> [Source material]
"""
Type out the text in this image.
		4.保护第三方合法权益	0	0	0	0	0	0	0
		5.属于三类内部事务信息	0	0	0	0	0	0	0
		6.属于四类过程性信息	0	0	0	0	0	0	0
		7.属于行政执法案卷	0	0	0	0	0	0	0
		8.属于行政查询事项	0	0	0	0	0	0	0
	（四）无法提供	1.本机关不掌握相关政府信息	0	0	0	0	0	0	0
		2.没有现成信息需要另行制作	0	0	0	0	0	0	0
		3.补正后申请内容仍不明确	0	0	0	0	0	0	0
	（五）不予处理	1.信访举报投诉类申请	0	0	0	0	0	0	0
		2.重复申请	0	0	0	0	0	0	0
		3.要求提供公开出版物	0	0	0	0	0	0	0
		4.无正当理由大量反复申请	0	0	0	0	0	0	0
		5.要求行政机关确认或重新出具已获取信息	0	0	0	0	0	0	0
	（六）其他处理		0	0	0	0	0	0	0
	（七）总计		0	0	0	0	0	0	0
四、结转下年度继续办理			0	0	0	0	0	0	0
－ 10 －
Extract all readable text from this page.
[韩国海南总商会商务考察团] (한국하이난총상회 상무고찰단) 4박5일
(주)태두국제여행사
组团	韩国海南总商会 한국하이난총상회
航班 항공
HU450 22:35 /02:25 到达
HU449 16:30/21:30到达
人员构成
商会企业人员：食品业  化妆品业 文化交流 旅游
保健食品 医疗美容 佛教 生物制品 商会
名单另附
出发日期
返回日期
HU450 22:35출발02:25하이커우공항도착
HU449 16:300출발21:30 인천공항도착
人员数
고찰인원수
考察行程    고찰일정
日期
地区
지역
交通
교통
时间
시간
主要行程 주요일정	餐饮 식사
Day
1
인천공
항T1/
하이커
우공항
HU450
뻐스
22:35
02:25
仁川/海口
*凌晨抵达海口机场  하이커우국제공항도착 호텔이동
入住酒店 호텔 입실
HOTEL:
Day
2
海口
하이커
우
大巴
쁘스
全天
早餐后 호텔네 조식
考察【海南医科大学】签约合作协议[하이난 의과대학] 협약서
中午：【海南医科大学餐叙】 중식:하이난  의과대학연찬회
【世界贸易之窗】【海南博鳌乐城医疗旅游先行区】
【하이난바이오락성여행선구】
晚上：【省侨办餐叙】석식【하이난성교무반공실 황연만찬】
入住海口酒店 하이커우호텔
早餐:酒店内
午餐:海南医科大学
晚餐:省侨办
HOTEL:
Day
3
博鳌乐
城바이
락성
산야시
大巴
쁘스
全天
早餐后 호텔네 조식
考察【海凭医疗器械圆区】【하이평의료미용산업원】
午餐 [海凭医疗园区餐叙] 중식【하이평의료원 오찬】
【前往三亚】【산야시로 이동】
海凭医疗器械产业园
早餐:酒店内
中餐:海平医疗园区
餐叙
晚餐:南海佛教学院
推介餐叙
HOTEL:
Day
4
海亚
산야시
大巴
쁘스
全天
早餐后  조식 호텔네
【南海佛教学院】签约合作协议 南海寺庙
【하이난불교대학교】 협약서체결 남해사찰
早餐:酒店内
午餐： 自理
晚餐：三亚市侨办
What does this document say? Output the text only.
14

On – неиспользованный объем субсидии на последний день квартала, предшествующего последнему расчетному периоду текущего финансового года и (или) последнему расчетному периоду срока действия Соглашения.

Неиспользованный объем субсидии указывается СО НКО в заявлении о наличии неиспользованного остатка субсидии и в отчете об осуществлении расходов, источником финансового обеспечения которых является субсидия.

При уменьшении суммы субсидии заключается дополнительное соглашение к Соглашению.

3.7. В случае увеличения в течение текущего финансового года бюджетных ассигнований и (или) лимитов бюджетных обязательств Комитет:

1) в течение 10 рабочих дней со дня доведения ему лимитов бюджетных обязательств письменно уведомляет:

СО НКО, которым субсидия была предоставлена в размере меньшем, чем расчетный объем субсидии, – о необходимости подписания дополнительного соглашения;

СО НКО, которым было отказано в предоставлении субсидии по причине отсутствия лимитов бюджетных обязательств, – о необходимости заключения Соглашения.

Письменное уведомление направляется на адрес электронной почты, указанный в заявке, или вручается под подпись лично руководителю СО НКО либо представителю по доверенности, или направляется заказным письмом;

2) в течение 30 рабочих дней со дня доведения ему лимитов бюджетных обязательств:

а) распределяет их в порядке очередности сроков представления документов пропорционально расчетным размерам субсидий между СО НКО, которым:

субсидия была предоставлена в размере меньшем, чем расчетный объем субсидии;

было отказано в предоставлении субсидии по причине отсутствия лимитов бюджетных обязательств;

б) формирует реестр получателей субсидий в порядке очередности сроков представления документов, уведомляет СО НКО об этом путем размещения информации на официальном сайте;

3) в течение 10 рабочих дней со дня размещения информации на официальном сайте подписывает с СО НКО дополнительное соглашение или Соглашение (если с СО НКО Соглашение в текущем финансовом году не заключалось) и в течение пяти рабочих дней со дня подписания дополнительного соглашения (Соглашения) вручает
"""
> [Exercise instructions]
From the entries above, extract every line where the word "предоставлении" appears.

> [Reply]
СО НКО, которым было отказано в предоставлении субсидии по причине отсутствия лимитов бюджетных обязательств, – о необходимости заключения Соглашения.
было отказано в предоставлении субсидии по причине отсутствия лимитов бюджетных обязательств;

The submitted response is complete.